Work instructions:
Your copy of the material must match it exactly, except that pictures are dropped.
# START OF Data to use
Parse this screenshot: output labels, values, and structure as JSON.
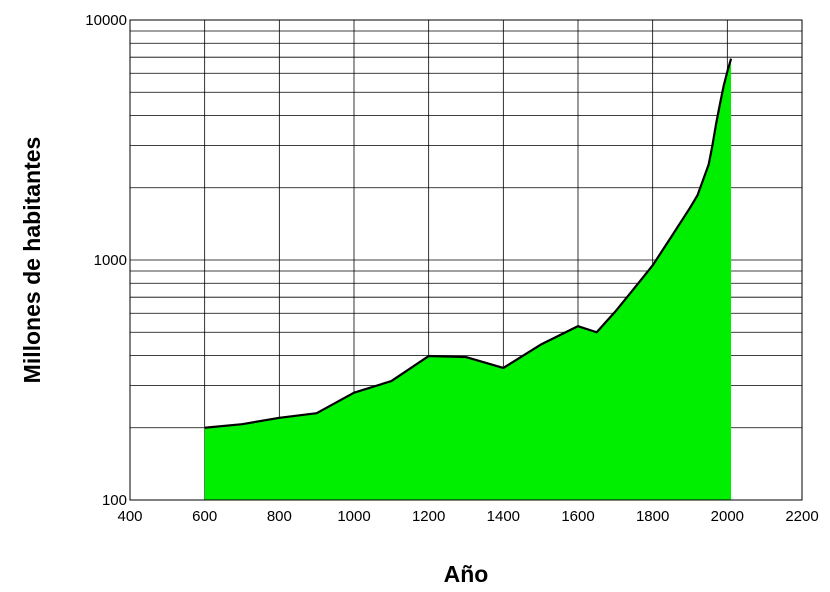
{
  "chart_data": {
    "type": "area",
    "title": "",
    "xlabel": "Año",
    "ylabel": "Millones de habitantes",
    "xlim": [
      400,
      2200
    ],
    "ylim": [
      100,
      10000
    ],
    "y_scale": "log",
    "x_ticks": [
      400,
      600,
      800,
      1000,
      1200,
      1400,
      1600,
      1800,
      2000,
      2200
    ],
    "y_tick_labels": [
      "100",
      "1000",
      "10000"
    ],
    "grid": true,
    "legend": "none",
    "colors": {
      "fill": "#00ee00",
      "line": "#000000",
      "grid": "#000000"
    },
    "series": [
      {
        "x": [
          600,
          700,
          800,
          900,
          1000,
          1100,
          1200,
          1300,
          1400,
          1500,
          1600,
          1650,
          1700,
          1750,
          1800,
          1850,
          1900,
          1920,
          1950,
          1960,
          1970,
          1980,
          1990,
          2000,
          2010
        ],
        "y": [
          200,
          207,
          220,
          230,
          280,
          313,
          398,
          394,
          355,
          444,
          530,
          500,
          610,
          760,
          950,
          1250,
          1650,
          1860,
          2500,
          3000,
          3700,
          4450,
          5300,
          6100,
          6900
        ]
      }
    ]
  }
}
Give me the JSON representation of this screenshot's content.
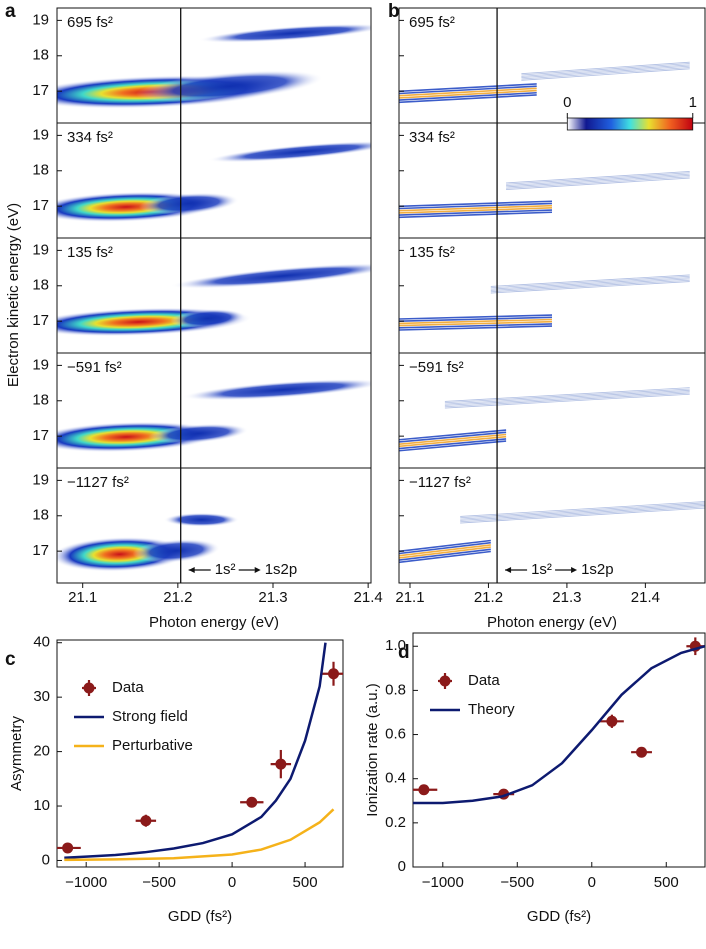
{
  "chart_data": [
    {
      "type": "spectrogram",
      "panel_label": "a",
      "xlabel": "Photon energy (eV)",
      "ylabel": "Electron kinetic energy (eV)",
      "xlim": [
        21.073,
        21.403
      ],
      "xticks": [
        21.1,
        21.2,
        21.3,
        21.4
      ],
      "ylim": [
        16.1,
        19.35
      ],
      "yticks": [
        17,
        18,
        19
      ],
      "ytick_labels": true,
      "subplots": [
        "695 fs²",
        "334 fs²",
        "135 fs²",
        "−591 fs²",
        "−1127 fs²"
      ],
      "marker_line": 21.203,
      "annotations": [
        "1s²",
        "1s2p"
      ]
    },
    {
      "type": "spectrogram",
      "panel_label": "b",
      "xlabel": "Photon energy (eV)",
      "xlim": [
        21.086,
        21.476
      ],
      "xticks": [
        21.1,
        21.2,
        21.3,
        21.4
      ],
      "ylim": [
        16.1,
        19.35
      ],
      "yticks": [
        17,
        18,
        19
      ],
      "ytick_labels": false,
      "subplots": [
        "695 fs²",
        "334 fs²",
        "135 fs²",
        "−591 fs²",
        "−1127 fs²"
      ],
      "marker_line": 21.211,
      "annotations": [
        "1s²",
        "1s2p"
      ],
      "colorbar": {
        "ticks": [
          0,
          1
        ]
      }
    },
    {
      "type": "errorbar",
      "panel_label": "c",
      "xlabel": "GDD (fs²)",
      "ylabel": "Asymmetry",
      "legend": "upper left",
      "xlim": [
        -1200,
        760
      ],
      "xticks": [
        {
          "value": -1000,
          "label": "−1000"
        },
        {
          "value": -500,
          "label": "−500"
        },
        0,
        500
      ],
      "ylim": [
        -1.2,
        40.5
      ],
      "yticks": [
        0,
        10,
        20,
        30,
        40
      ],
      "series": [
        {
          "name": "Data",
          "kind": "points",
          "color": "#8b1a1a",
          "x": [
            -1127,
            -591,
            135,
            334,
            695
          ],
          "values": [
            2.3,
            7.3,
            10.7,
            17.7,
            34.3
          ],
          "xerr": [
            90,
            70,
            80,
            70,
            80
          ],
          "yerr": [
            0.6,
            1.1,
            0.6,
            2.6,
            2.2
          ]
        },
        {
          "name": "Strong field",
          "kind": "line",
          "color": "#0d1a70",
          "x": [
            -1150,
            -1000,
            -800,
            -600,
            -400,
            -200,
            0,
            200,
            300,
            400,
            500,
            600,
            640
          ],
          "values": [
            0.5,
            0.7,
            1.0,
            1.5,
            2.2,
            3.2,
            4.8,
            8,
            11,
            15,
            22,
            32,
            40
          ]
        },
        {
          "name": "Perturbative",
          "kind": "line",
          "color": "#f5b21a",
          "x": [
            -1150,
            -800,
            -400,
            0,
            200,
            400,
            600,
            695
          ],
          "values": [
            0.1,
            0.2,
            0.4,
            1.1,
            2,
            3.8,
            7,
            9.4
          ]
        }
      ]
    },
    {
      "type": "errorbar",
      "panel_label": "d",
      "xlabel": "GDD (fs²)",
      "ylabel": "Ionization rate (a.u.)",
      "legend": "upper left",
      "xlim": [
        -1200,
        760
      ],
      "xticks": [
        {
          "value": -1000,
          "label": "−1000"
        },
        {
          "value": -500,
          "label": "−500"
        },
        0,
        500
      ],
      "ylim": [
        0,
        1.06
      ],
      "yticks": [
        0,
        0.2,
        0.4,
        0.6,
        0.8,
        {
          "value": 1,
          "label": "1.0"
        }
      ],
      "series": [
        {
          "name": "Data",
          "kind": "points",
          "color": "#8b1a1a",
          "x": [
            -1127,
            -591,
            135,
            334,
            695
          ],
          "values": [
            0.35,
            0.33,
            0.66,
            0.52,
            1.0
          ],
          "xerr": [
            90,
            70,
            80,
            70,
            60
          ],
          "yerr": [
            0.02,
            0.02,
            0.03,
            0.02,
            0.04
          ]
        },
        {
          "name": "Theory",
          "kind": "line",
          "color": "#0d1a70",
          "x": [
            -1200,
            -1000,
            -800,
            -600,
            -400,
            -200,
            0,
            200,
            400,
            600,
            760
          ],
          "values": [
            0.29,
            0.29,
            0.3,
            0.32,
            0.37,
            0.47,
            0.62,
            0.78,
            0.9,
            0.97,
            1.0
          ]
        }
      ]
    }
  ]
}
# END OF Data to use
Final result:
Parse this screenshot: output labels, values, and structure as JSON.
{
  "chart_data": {
    "type": "area",
    "title": "",
    "xlabel": "Año",
    "ylabel": "Millones de habitantes",
    "xlim": [
      400,
      2200
    ],
    "ylim": [
      100,
      10000
    ],
    "y_scale": "log",
    "x_ticks": [
      400,
      600,
      800,
      1000,
      1200,
      1400,
      1600,
      1800,
      2000,
      2200
    ],
    "y_tick_labels": [
      "100",
      "1000",
      "10000"
    ],
    "grid": true,
    "legend": "none",
    "colors": {
      "fill": "#00ee00",
      "line": "#000000",
      "grid": "#000000"
    },
    "series": [
      {
        "x": [
          600,
          700,
          800,
          900,
          1000,
          1100,
          1200,
          1300,
          1400,
          1500,
          1600,
          1650,
          1700,
          1750,
          1800,
          1850,
          1900,
          1920,
          1950,
          1960,
          1970,
          1980,
          1990,
          2000,
          2010
        ],
        "y": [
          200,
          207,
          220,
          230,
          280,
          313,
          398,
          394,
          355,
          444,
          530,
          500,
          610,
          760,
          950,
          1250,
          1650,
          1860,
          2500,
          3000,
          3700,
          4450,
          5300,
          6100,
          6900
        ]
      }
    ]
  }
}
Give me the JSON representation of this screenshot's content.
{
  "chart_data": [
    {
      "type": "spectrogram",
      "panel_label": "a",
      "xlabel": "Photon energy (eV)",
      "ylabel": "Electron kinetic energy (eV)",
      "xlim": [
        21.073,
        21.403
      ],
      "xticks": [
        21.1,
        21.2,
        21.3,
        21.4
      ],
      "ylim": [
        16.1,
        19.35
      ],
      "yticks": [
        17,
        18,
        19
      ],
      "ytick_labels": true,
      "subplots": [
        "695 fs²",
        "334 fs²",
        "135 fs²",
        "−591 fs²",
        "−1127 fs²"
      ],
      "marker_line": 21.203,
      "annotations": [
        "1s²",
        "1s2p"
      ]
    },
    {
      "type": "spectrogram",
      "panel_label": "b",
      "xlabel": "Photon energy (eV)",
      "xlim": [
        21.086,
        21.476
      ],
      "xticks": [
        21.1,
        21.2,
        21.3,
        21.4
      ],
      "ylim": [
        16.1,
        19.35
      ],
      "yticks": [
        17,
        18,
        19
      ],
      "ytick_labels": false,
      "subplots": [
        "695 fs²",
        "334 fs²",
        "135 fs²",
        "−591 fs²",
        "−1127 fs²"
      ],
      "marker_line": 21.211,
      "annotations": [
        "1s²",
        "1s2p"
      ],
      "colorbar": {
        "ticks": [
          0,
          1
        ]
      }
    },
    {
      "type": "errorbar",
      "panel_label": "c",
      "xlabel": "GDD (fs²)",
      "ylabel": "Asymmetry",
      "legend": "upper left",
      "xlim": [
        -1200,
        760
      ],
      "xticks": [
        {
          "value": -1000,
          "label": "−1000"
        },
        {
          "value": -500,
          "label": "−500"
        },
        0,
        500
      ],
      "ylim": [
        -1.2,
        40.5
      ],
      "yticks": [
        0,
        10,
        20,
        30,
        40
      ],
      "series": [
        {
          "name": "Data",
          "kind": "points",
          "color": "#8b1a1a",
          "x": [
            -1127,
            -591,
            135,
            334,
            695
          ],
          "values": [
            2.3,
            7.3,
            10.7,
            17.7,
            34.3
          ],
          "xerr": [
            90,
            70,
            80,
            70,
            80
          ],
          "yerr": [
            0.6,
            1.1,
            0.6,
            2.6,
            2.2
          ]
        },
        {
          "name": "Strong field",
          "kind": "line",
          "color": "#0d1a70",
          "x": [
            -1150,
            -1000,
            -800,
            -600,
            -400,
            -200,
            0,
            200,
            300,
            400,
            500,
            600,
            640
          ],
          "values": [
            0.5,
            0.7,
            1.0,
            1.5,
            2.2,
            3.2,
            4.8,
            8,
            11,
            15,
            22,
            32,
            40
          ]
        },
        {
          "name": "Perturbative",
          "kind": "line",
          "color": "#f5b21a",
          "x": [
            -1150,
            -800,
            -400,
            0,
            200,
            400,
            600,
            695
          ],
          "values": [
            0.1,
            0.2,
            0.4,
            1.1,
            2,
            3.8,
            7,
            9.4
          ]
        }
      ]
    },
    {
      "type": "errorbar",
      "panel_label": "d",
      "xlabel": "GDD (fs²)",
      "ylabel": "Ionization rate (a.u.)",
      "legend": "upper left",
      "xlim": [
        -1200,
        760
      ],
      "xticks": [
        {
          "value": -1000,
          "label": "−1000"
        },
        {
          "value": -500,
          "label": "−500"
        },
        0,
        500
      ],
      "ylim": [
        0,
        1.06
      ],
      "yticks": [
        0,
        0.2,
        0.4,
        0.6,
        0.8,
        {
          "value": 1,
          "label": "1.0"
        }
      ],
      "series": [
        {
          "name": "Data",
          "kind": "points",
          "color": "#8b1a1a",
          "x": [
            -1127,
            -591,
            135,
            334,
            695
          ],
          "values": [
            0.35,
            0.33,
            0.66,
            0.52,
            1.0
          ],
          "xerr": [
            90,
            70,
            80,
            70,
            60
          ],
          "yerr": [
            0.02,
            0.02,
            0.03,
            0.02,
            0.04
          ]
        },
        {
          "name": "Theory",
          "kind": "line",
          "color": "#0d1a70",
          "x": [
            -1200,
            -1000,
            -800,
            -600,
            -400,
            -200,
            0,
            200,
            400,
            600,
            760
          ],
          "values": [
            0.29,
            0.29,
            0.3,
            0.32,
            0.37,
            0.47,
            0.62,
            0.78,
            0.9,
            0.97,
            1.0
          ]
        }
      ]
    }
  ]
}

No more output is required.